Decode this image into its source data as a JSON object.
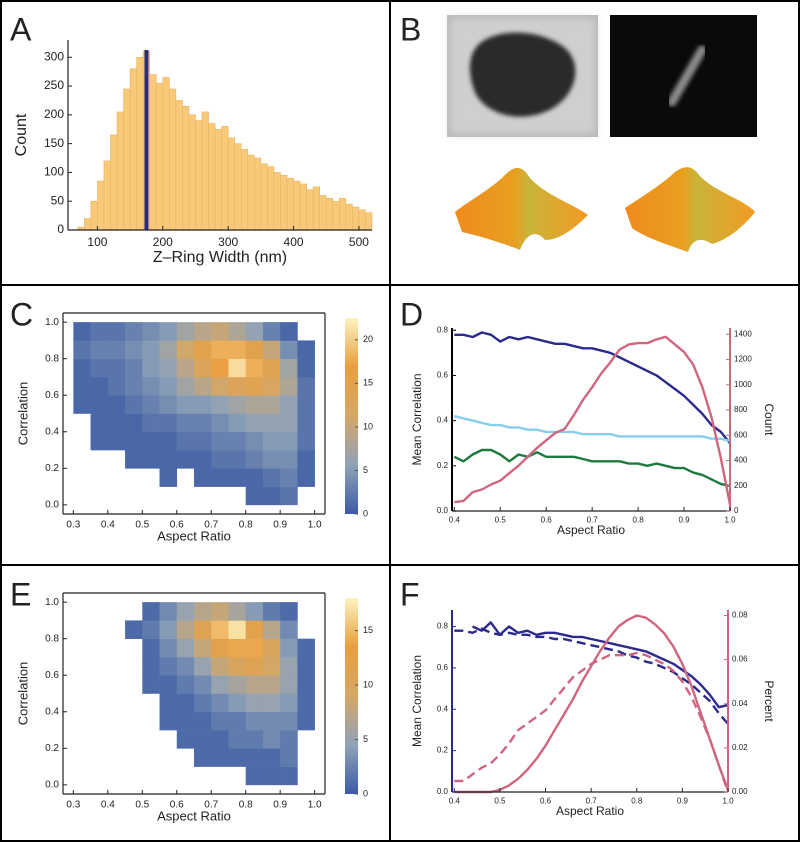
{
  "chart_data": [
    {
      "type": "histogram",
      "label": "A",
      "xlabel": "Z–Ring Width (nm)",
      "ylabel": "Count",
      "color": "#f9c97a",
      "marker": 175,
      "marker_color": "#2b2a8c",
      "bins": [
        70,
        80,
        90,
        100,
        110,
        120,
        130,
        140,
        150,
        160,
        170,
        180,
        190,
        200,
        210,
        220,
        230,
        240,
        250,
        260,
        270,
        280,
        290,
        300,
        310,
        320,
        330,
        340,
        350,
        360,
        370,
        380,
        390,
        400,
        410,
        420,
        430,
        440,
        450,
        460,
        470,
        480,
        490,
        500,
        510,
        520
      ],
      "values": [
        5,
        20,
        50,
        85,
        120,
        165,
        205,
        245,
        280,
        300,
        310,
        270,
        255,
        265,
        245,
        225,
        215,
        200,
        190,
        205,
        185,
        175,
        180,
        160,
        150,
        140,
        130,
        125,
        115,
        110,
        100,
        95,
        90,
        85,
        80,
        70,
        75,
        60,
        55,
        50,
        55,
        45,
        40,
        35,
        30
      ],
      "xlim": [
        55,
        520
      ],
      "ylim": [
        0,
        330
      ],
      "xticks": [
        100,
        200,
        300,
        400,
        500
      ],
      "yticks": [
        0,
        50,
        100,
        150,
        200,
        250,
        300
      ]
    },
    {
      "type": "image",
      "label": "B"
    },
    {
      "type": "heatmap",
      "label": "C",
      "xlabel": "Aspect Ratio",
      "ylabel": "Correlation",
      "frame": true,
      "colormap": [
        "#3b5ba5",
        "#8fa3b8",
        "#d5a766",
        "#e99e3f",
        "#fdf3c0"
      ],
      "clim": [
        0,
        22.5
      ],
      "colorbar_ticks": [
        0,
        5,
        10,
        15,
        20
      ],
      "x_bins": [
        0.3,
        0.35,
        0.4,
        0.45,
        0.5,
        0.55,
        0.6,
        0.65,
        0.7,
        0.75,
        0.8,
        0.85,
        0.9,
        0.95,
        1.0
      ],
      "y_bins": [
        0,
        0.1,
        0.2,
        0.3,
        0.4,
        0.5,
        0.6,
        0.7,
        0.8,
        0.9,
        1.0
      ],
      "z": [
        [
          0,
          0,
          0,
          0,
          0,
          0,
          0,
          0,
          0,
          0,
          1,
          1,
          2,
          0
        ],
        [
          0,
          0,
          0,
          0,
          0,
          1,
          0,
          1,
          1,
          1,
          1,
          2,
          3,
          1
        ],
        [
          0,
          0,
          0,
          1,
          1,
          1,
          1,
          1,
          2,
          2,
          3,
          4,
          4,
          1
        ],
        [
          0,
          1,
          1,
          1,
          1,
          1,
          2,
          2,
          3,
          3,
          4,
          5,
          5,
          2
        ],
        [
          0,
          1,
          1,
          1,
          2,
          2,
          3,
          3,
          4,
          5,
          6,
          6,
          6,
          2
        ],
        [
          1,
          1,
          1,
          2,
          3,
          4,
          5,
          5,
          6,
          7,
          8,
          8,
          6,
          2
        ],
        [
          1,
          1,
          2,
          3,
          4,
          5,
          7,
          9,
          11,
          13,
          14,
          12,
          8,
          2
        ],
        [
          1,
          2,
          2,
          3,
          5,
          6,
          9,
          13,
          17,
          21,
          18,
          14,
          7,
          1
        ],
        [
          2,
          3,
          3,
          4,
          5,
          7,
          11,
          15,
          18,
          18,
          15,
          10,
          4,
          1
        ],
        [
          1,
          2,
          2,
          3,
          4,
          5,
          7,
          9,
          10,
          8,
          6,
          3,
          1,
          0
        ]
      ],
      "xlim": [
        0.27,
        1.03
      ],
      "ylim": [
        -0.05,
        1.05
      ],
      "xticks": [
        0.3,
        0.4,
        0.5,
        0.6,
        0.7,
        0.8,
        0.9,
        {
          "value": 1,
          "label": "1.0"
        }
      ],
      "yticks": [
        {
          "value": 0,
          "label": "0.0"
        },
        0.2,
        0.4,
        0.6,
        0.8,
        {
          "value": 1,
          "label": "1.0"
        }
      ]
    },
    {
      "type": "line",
      "label": "D",
      "xlabel": "Aspect Ratio",
      "ylabel": "Mean Correlation",
      "y2label": "Count",
      "y_color": "#000000",
      "y2_color": "#d0657f",
      "x": [
        0.4,
        0.42,
        0.44,
        0.46,
        0.48,
        0.5,
        0.52,
        0.54,
        0.56,
        0.58,
        0.6,
        0.62,
        0.64,
        0.66,
        0.68,
        0.7,
        0.72,
        0.74,
        0.76,
        0.78,
        0.8,
        0.82,
        0.84,
        0.86,
        0.88,
        0.9,
        0.92,
        0.94,
        0.96,
        0.98,
        1.0
      ],
      "series": [
        {
          "color": "#2b2a8c",
          "values": [
            0.78,
            0.78,
            0.77,
            0.79,
            0.78,
            0.75,
            0.77,
            0.76,
            0.77,
            0.76,
            0.75,
            0.74,
            0.74,
            0.73,
            0.72,
            0.72,
            0.71,
            0.7,
            0.68,
            0.66,
            0.64,
            0.62,
            0.6,
            0.57,
            0.54,
            0.51,
            0.47,
            0.43,
            0.38,
            0.35,
            0.3
          ]
        },
        {
          "color": "#87ceeb",
          "values": [
            0.42,
            0.41,
            0.4,
            0.39,
            0.38,
            0.38,
            0.37,
            0.37,
            0.36,
            0.36,
            0.35,
            0.35,
            0.35,
            0.35,
            0.34,
            0.34,
            0.34,
            0.34,
            0.33,
            0.33,
            0.33,
            0.33,
            0.33,
            0.33,
            0.33,
            0.33,
            0.33,
            0.33,
            0.32,
            0.32,
            0.31
          ]
        },
        {
          "color": "#1e7a3c",
          "values": [
            0.24,
            0.22,
            0.25,
            0.27,
            0.27,
            0.25,
            0.22,
            0.25,
            0.24,
            0.26,
            0.24,
            0.24,
            0.24,
            0.24,
            0.23,
            0.22,
            0.22,
            0.22,
            0.22,
            0.21,
            0.21,
            0.2,
            0.21,
            0.2,
            0.19,
            0.19,
            0.17,
            0.16,
            0.14,
            0.12,
            0.11
          ]
        },
        {
          "color": "#d0657f",
          "axis": "y2",
          "values": [
            70,
            80,
            150,
            170,
            210,
            240,
            300,
            360,
            430,
            500,
            560,
            620,
            650,
            760,
            880,
            980,
            1090,
            1180,
            1280,
            1320,
            1330,
            1330,
            1360,
            1380,
            1320,
            1260,
            1160,
            980,
            740,
            420,
            50
          ]
        }
      ],
      "xlim": [
        0.395,
        1.0
      ],
      "ylim": [
        0,
        0.81
      ],
      "y2lim": [
        0,
        1450
      ],
      "xticks": [
        0.4,
        0.5,
        0.6,
        0.7,
        0.8,
        0.9,
        {
          "value": 1,
          "label": "1.0"
        }
      ],
      "yticks": [
        {
          "value": 0,
          "label": "0.0"
        },
        0.2,
        0.4,
        0.6,
        0.8
      ],
      "y2ticks": [
        0,
        200,
        400,
        600,
        800,
        1000,
        1200,
        1400
      ]
    },
    {
      "type": "heatmap",
      "label": "E",
      "xlabel": "Aspect Ratio",
      "ylabel": "Correlation",
      "frame": true,
      "colormap": [
        "#3b5ba5",
        "#8fa3b8",
        "#d5a766",
        "#e99e3f",
        "#fdf3c0"
      ],
      "clim": [
        0,
        18
      ],
      "colorbar_ticks": [
        0,
        5,
        10,
        15
      ],
      "x_bins": [
        0.3,
        0.35,
        0.4,
        0.45,
        0.5,
        0.55,
        0.6,
        0.65,
        0.7,
        0.75,
        0.8,
        0.85,
        0.9,
        0.95,
        1.0
      ],
      "y_bins": [
        0,
        0.1,
        0.2,
        0.3,
        0.4,
        0.5,
        0.6,
        0.7,
        0.8,
        0.9,
        1.0
      ],
      "z": [
        [
          0,
          0,
          0,
          0,
          0,
          0,
          0,
          0,
          0,
          0,
          1,
          1,
          1,
          0
        ],
        [
          0,
          0,
          0,
          0,
          0,
          0,
          0,
          1,
          1,
          1,
          1,
          1,
          2,
          0
        ],
        [
          0,
          0,
          0,
          0,
          0,
          0,
          1,
          1,
          1,
          2,
          2,
          3,
          2,
          0
        ],
        [
          0,
          0,
          0,
          0,
          0,
          1,
          1,
          1,
          2,
          2,
          3,
          3,
          3,
          1
        ],
        [
          0,
          0,
          0,
          0,
          0,
          1,
          1,
          2,
          3,
          4,
          5,
          5,
          4,
          1
        ],
        [
          0,
          0,
          0,
          0,
          1,
          1,
          2,
          3,
          5,
          6,
          7,
          7,
          5,
          1
        ],
        [
          0,
          0,
          0,
          0,
          1,
          2,
          3,
          5,
          8,
          10,
          11,
          9,
          5,
          1
        ],
        [
          0,
          0,
          0,
          0,
          1,
          3,
          5,
          8,
          12,
          14,
          14,
          10,
          4,
          1
        ],
        [
          0,
          0,
          0,
          1,
          2,
          4,
          7,
          11,
          15,
          17,
          12,
          7,
          3,
          0
        ],
        [
          0,
          0,
          0,
          0,
          1,
          3,
          5,
          7,
          8,
          6,
          4,
          2,
          1,
          0
        ]
      ],
      "xlim": [
        0.27,
        1.03
      ],
      "ylim": [
        -0.05,
        1.05
      ],
      "xticks": [
        0.3,
        0.4,
        0.5,
        0.6,
        0.7,
        0.8,
        0.9,
        {
          "value": 1,
          "label": "1.0"
        }
      ],
      "yticks": [
        {
          "value": 0,
          "label": "0.0"
        },
        0.2,
        0.4,
        0.6,
        0.8,
        {
          "value": 1,
          "label": "1.0"
        }
      ]
    },
    {
      "type": "line",
      "label": "F",
      "xlabel": "Aspect Ratio",
      "ylabel": "Mean Correlation",
      "y2label": "Percent",
      "y_color": "#2b2a8c",
      "y2_color": "#d0657f",
      "x": [
        0.4,
        0.42,
        0.44,
        0.46,
        0.48,
        0.5,
        0.52,
        0.54,
        0.56,
        0.58,
        0.6,
        0.62,
        0.64,
        0.66,
        0.68,
        0.7,
        0.72,
        0.74,
        0.76,
        0.78,
        0.8,
        0.82,
        0.84,
        0.86,
        0.88,
        0.9,
        0.92,
        0.94,
        0.96,
        0.98,
        1.0
      ],
      "series": [
        {
          "color": "#2b2a8c",
          "values": [
            null,
            null,
            0.8,
            0.78,
            0.82,
            0.76,
            0.8,
            0.77,
            0.78,
            0.76,
            0.77,
            0.77,
            0.76,
            0.75,
            0.75,
            0.74,
            0.73,
            0.72,
            0.71,
            0.7,
            0.69,
            0.68,
            0.66,
            0.64,
            0.62,
            0.59,
            0.56,
            0.52,
            0.47,
            0.41,
            0.42
          ]
        },
        {
          "color": "#2b2a8c",
          "dash": true,
          "values": [
            0.78,
            0.78,
            0.77,
            0.79,
            0.77,
            0.76,
            0.77,
            0.76,
            0.76,
            0.75,
            0.75,
            0.74,
            0.74,
            0.73,
            0.72,
            0.71,
            0.7,
            0.69,
            0.68,
            0.66,
            0.65,
            0.63,
            0.62,
            0.6,
            0.58,
            0.55,
            0.52,
            0.48,
            0.44,
            0.38,
            0.33
          ]
        },
        {
          "color": "#d0657f",
          "axis": "y2",
          "values": [
            0,
            0,
            0,
            0,
            0,
            0.001,
            0.003,
            0.006,
            0.01,
            0.015,
            0.021,
            0.028,
            0.035,
            0.042,
            0.05,
            0.057,
            0.064,
            0.07,
            0.075,
            0.078,
            0.08,
            0.079,
            0.076,
            0.072,
            0.066,
            0.058,
            0.048,
            0.036,
            0.024,
            0.012,
            0.001
          ]
        },
        {
          "color": "#d0657f",
          "axis": "y2",
          "dash": true,
          "values": [
            0.005,
            0.005,
            0.008,
            0.011,
            0.013,
            0.017,
            0.022,
            0.028,
            0.031,
            0.034,
            0.037,
            0.042,
            0.047,
            0.052,
            0.055,
            0.058,
            0.06,
            0.062,
            0.062,
            0.062,
            0.063,
            0.062,
            0.06,
            0.058,
            0.055,
            0.05,
            0.043,
            0.034,
            0.024,
            0.012,
            0
          ]
        }
      ],
      "xlim": [
        0.395,
        1.0
      ],
      "ylim": [
        0,
        0.88
      ],
      "y2lim": [
        0,
        0.0825
      ],
      "xticks": [
        0.4,
        0.5,
        0.6,
        0.7,
        0.8,
        0.9,
        {
          "value": 1,
          "label": "1.0"
        }
      ],
      "yticks": [
        {
          "value": 0,
          "label": "0.0"
        },
        0.2,
        0.4,
        0.6,
        0.8
      ],
      "y2ticks": [
        {
          "value": 0,
          "label": "0.00"
        },
        0.02,
        0.04,
        0.06,
        0.08
      ]
    }
  ]
}
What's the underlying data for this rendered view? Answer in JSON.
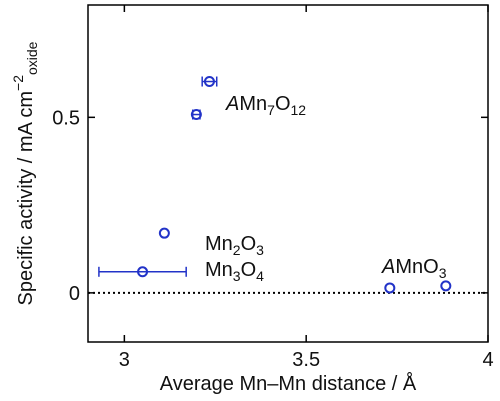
{
  "chart_data": {
    "type": "scatter",
    "x_label": [
      {
        "text": "Average Mn–Mn distance / Å"
      }
    ],
    "y_label": [
      {
        "text": "Specific activity / mA cm"
      },
      {
        "text": "−2",
        "style": "sup"
      },
      {
        "text": "oxide",
        "style": "sub"
      }
    ],
    "series": [
      {
        "color": "#2233c8",
        "x": [
          3.234,
          3.198,
          3.11,
          3.05,
          3.73,
          3.884
        ],
        "values": [
          0.602,
          0.508,
          0.17,
          0.06,
          0.014,
          0.02
        ],
        "xerr": [
          0.02,
          0.01,
          null,
          0.12,
          null,
          null
        ]
      }
    ],
    "annotations": [
      [
        {
          "text": "A",
          "style": "italic"
        },
        {
          "text": "Mn"
        },
        {
          "text": "7",
          "style": "sub"
        },
        {
          "text": "O"
        },
        {
          "text": "12",
          "style": "sub"
        }
      ],
      [
        {
          "text": "Mn"
        },
        {
          "text": "2",
          "style": "sub"
        },
        {
          "text": "O"
        },
        {
          "text": "3",
          "style": "sub"
        }
      ],
      [
        {
          "text": "Mn"
        },
        {
          "text": "3",
          "style": "sub"
        },
        {
          "text": "O"
        },
        {
          "text": "4",
          "style": "sub"
        }
      ],
      [
        {
          "text": "A",
          "style": "italic"
        },
        {
          "text": "MnO"
        },
        {
          "text": "3",
          "style": "sub"
        }
      ]
    ],
    "xlim": [
      2.9,
      4
    ],
    "xticks": [
      3,
      3.5,
      4
    ],
    "ylim": [
      -0.14,
      0.82
    ],
    "yticks": [
      0,
      0.5
    ],
    "hline": 0
  }
}
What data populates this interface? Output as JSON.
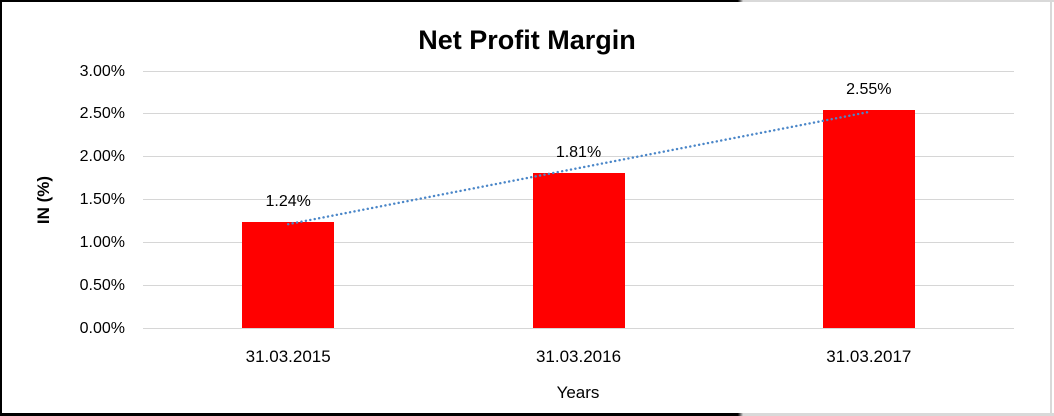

◆ ◆ ◆ ◆ ◆

_EXERCISE DETAILS_
Search the lines above for the string "JSON" and copy each line that has it.

_RESPONSE BELOW_
Decode this image into its source data as a JSON object.
What's the underlying data for this rendered view? Answer in JSON.
What data populates this interface? Output as JSON.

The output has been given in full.